WHAT TO WORK ON
Each entry must be reproduced precisely as it stands.
========
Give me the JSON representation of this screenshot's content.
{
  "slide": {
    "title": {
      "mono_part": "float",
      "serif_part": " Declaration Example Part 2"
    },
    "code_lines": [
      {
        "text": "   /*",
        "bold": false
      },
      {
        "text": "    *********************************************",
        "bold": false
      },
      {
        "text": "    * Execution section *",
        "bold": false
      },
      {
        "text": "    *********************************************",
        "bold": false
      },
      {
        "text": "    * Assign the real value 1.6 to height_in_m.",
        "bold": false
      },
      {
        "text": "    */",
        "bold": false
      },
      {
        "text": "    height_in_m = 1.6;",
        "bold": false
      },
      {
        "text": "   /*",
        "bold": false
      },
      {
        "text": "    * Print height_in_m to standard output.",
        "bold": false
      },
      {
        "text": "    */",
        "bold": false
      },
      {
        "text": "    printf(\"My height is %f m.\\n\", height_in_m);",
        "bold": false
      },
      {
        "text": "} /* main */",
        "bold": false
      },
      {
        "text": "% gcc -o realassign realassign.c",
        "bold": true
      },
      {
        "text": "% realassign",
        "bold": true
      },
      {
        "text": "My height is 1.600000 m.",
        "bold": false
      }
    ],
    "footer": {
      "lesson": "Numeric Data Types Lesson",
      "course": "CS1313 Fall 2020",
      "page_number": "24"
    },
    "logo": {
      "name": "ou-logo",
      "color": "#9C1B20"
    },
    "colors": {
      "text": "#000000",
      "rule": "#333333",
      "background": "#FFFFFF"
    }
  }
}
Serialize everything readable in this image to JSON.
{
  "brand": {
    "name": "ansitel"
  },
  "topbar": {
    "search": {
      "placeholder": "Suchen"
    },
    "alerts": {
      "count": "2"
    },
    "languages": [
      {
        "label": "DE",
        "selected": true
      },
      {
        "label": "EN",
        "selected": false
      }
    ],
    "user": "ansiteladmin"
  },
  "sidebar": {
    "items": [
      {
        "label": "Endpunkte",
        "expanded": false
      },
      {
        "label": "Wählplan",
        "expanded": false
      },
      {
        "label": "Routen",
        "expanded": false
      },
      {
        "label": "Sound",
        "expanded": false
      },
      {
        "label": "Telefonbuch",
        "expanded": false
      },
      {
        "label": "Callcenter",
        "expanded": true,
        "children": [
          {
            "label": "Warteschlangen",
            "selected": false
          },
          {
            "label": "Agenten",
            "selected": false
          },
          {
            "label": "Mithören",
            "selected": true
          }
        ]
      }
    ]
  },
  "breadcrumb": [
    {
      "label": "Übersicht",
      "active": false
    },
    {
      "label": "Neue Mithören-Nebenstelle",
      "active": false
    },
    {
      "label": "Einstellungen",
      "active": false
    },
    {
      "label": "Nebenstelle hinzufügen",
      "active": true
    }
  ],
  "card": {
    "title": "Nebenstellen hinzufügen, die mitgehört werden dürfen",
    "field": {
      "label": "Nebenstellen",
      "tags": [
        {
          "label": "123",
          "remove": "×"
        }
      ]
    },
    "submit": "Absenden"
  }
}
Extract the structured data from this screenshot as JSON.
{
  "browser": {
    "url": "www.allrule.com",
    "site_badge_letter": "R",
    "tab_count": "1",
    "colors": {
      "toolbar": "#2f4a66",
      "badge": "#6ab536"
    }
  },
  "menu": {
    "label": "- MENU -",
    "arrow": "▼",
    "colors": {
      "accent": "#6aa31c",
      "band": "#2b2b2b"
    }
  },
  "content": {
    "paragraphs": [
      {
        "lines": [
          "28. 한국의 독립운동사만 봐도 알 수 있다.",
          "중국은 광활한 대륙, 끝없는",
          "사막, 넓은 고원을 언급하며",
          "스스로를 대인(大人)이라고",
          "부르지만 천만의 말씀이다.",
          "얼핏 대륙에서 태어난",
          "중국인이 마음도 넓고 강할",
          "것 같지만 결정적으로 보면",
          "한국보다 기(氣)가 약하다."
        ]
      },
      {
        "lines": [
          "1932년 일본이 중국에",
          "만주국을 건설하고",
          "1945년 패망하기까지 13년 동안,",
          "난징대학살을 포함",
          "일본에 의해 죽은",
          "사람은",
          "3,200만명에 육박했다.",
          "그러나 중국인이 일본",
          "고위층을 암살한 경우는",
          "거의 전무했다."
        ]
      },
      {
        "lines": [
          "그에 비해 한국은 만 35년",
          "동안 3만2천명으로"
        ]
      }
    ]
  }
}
========
RESULT
Give me the JSON representation of this screenshot's content.
{
  "slide": {
    "title": {
      "mono_part": "float",
      "serif_part": " Declaration Example Part 2"
    },
    "code_lines": [
      {
        "text": "   /*",
        "bold": false
      },
      {
        "text": "    *********************************************",
        "bold": false
      },
      {
        "text": "    * Execution section *",
        "bold": false
      },
      {
        "text": "    *********************************************",
        "bold": false
      },
      {
        "text": "    * Assign the real value 1.6 to height_in_m.",
        "bold": false
      },
      {
        "text": "    */",
        "bold": false
      },
      {
        "text": "    height_in_m = 1.6;",
        "bold": false
      },
      {
        "text": "   /*",
        "bold": false
      },
      {
        "text": "    * Print height_in_m to standard output.",
        "bold": false
      },
      {
        "text": "    */",
        "bold": false
      },
      {
        "text": "    printf(\"My height is %f m.\\n\", height_in_m);",
        "bold": false
      },
      {
        "text": "} /* main */",
        "bold": false
      },
      {
        "text": "% gcc -o realassign realassign.c",
        "bold": true
      },
      {
        "text": "% realassign",
        "bold": true
      },
      {
        "text": "My height is 1.600000 m.",
        "bold": false
      }
    ],
    "footer": {
      "lesson": "Numeric Data Types Lesson",
      "course": "CS1313 Fall 2020",
      "page_number": "24"
    },
    "logo": {
      "name": "ou-logo",
      "color": "#9C1B20"
    },
    "colors": {
      "text": "#000000",
      "rule": "#333333",
      "background": "#FFFFFF"
    }
  }
}
Serialize everything readable in this image to JSON.
{
  "brand": {
    "name": "ansitel"
  },
  "topbar": {
    "search": {
      "placeholder": "Suchen"
    },
    "alerts": {
      "count": "2"
    },
    "languages": [
      {
        "label": "DE",
        "selected": true
      },
      {
        "label": "EN",
        "selected": false
      }
    ],
    "user": "ansiteladmin"
  },
  "sidebar": {
    "items": [
      {
        "label": "Endpunkte",
        "expanded": false
      },
      {
        "label": "Wählplan",
        "expanded": false
      },
      {
        "label": "Routen",
        "expanded": false
      },
      {
        "label": "Sound",
        "expanded": false
      },
      {
        "label": "Telefonbuch",
        "expanded": false
      },
      {
        "label": "Callcenter",
        "expanded": true,
        "children": [
          {
            "label": "Warteschlangen",
            "selected": false
          },
          {
            "label": "Agenten",
            "selected": false
          },
          {
            "label": "Mithören",
            "selected": true
          }
        ]
      }
    ]
  },
  "breadcrumb": [
    {
      "label": "Übersicht",
      "active": false
    },
    {
      "label": "Neue Mithören-Nebenstelle",
      "active": false
    },
    {
      "label": "Einstellungen",
      "active": false
    },
    {
      "label": "Nebenstelle hinzufügen",
      "active": true
    }
  ],
  "card": {
    "title": "Nebenstellen hinzufügen, die mitgehört werden dürfen",
    "field": {
      "label": "Nebenstellen",
      "tags": [
        {
          "label": "123",
          "remove": "×"
        }
      ]
    },
    "submit": "Absenden"
  }
}
Extract the structured data from this screenshot as JSON.
{
  "browser": {
    "url": "www.allrule.com",
    "site_badge_letter": "R",
    "tab_count": "1",
    "colors": {
      "toolbar": "#2f4a66",
      "badge": "#6ab536"
    }
  },
  "menu": {
    "label": "- MENU -",
    "arrow": "▼",
    "colors": {
      "accent": "#6aa31c",
      "band": "#2b2b2b"
    }
  },
  "content": {
    "paragraphs": [
      {
        "lines": [
          "28. 한국의 독립운동사만 봐도 알 수 있다.",
          "중국은 광활한 대륙, 끝없는",
          "사막, 넓은 고원을 언급하며",
          "스스로를 대인(大人)이라고",
          "부르지만 천만의 말씀이다.",
          "얼핏 대륙에서 태어난",
          "중국인이 마음도 넓고 강할",
          "것 같지만 결정적으로 보면",
          "한국보다 기(氣)가 약하다."
        ]
      },
      {
        "lines": [
          "1932년 일본이 중국에",
          "만주국을 건설하고",
          "1945년 패망하기까지 13년 동안,",
          "난징대학살을 포함",
          "일본에 의해 죽은",
          "사람은",
          "3,200만명에 육박했다.",
          "그러나 중국인이 일본",
          "고위층을 암살한 경우는",
          "거의 전무했다."
        ]
      },
      {
        "lines": [
          "그에 비해 한국은 만 35년",
          "동안 3만2천명으로"
        ]
      }
    ]
  }
}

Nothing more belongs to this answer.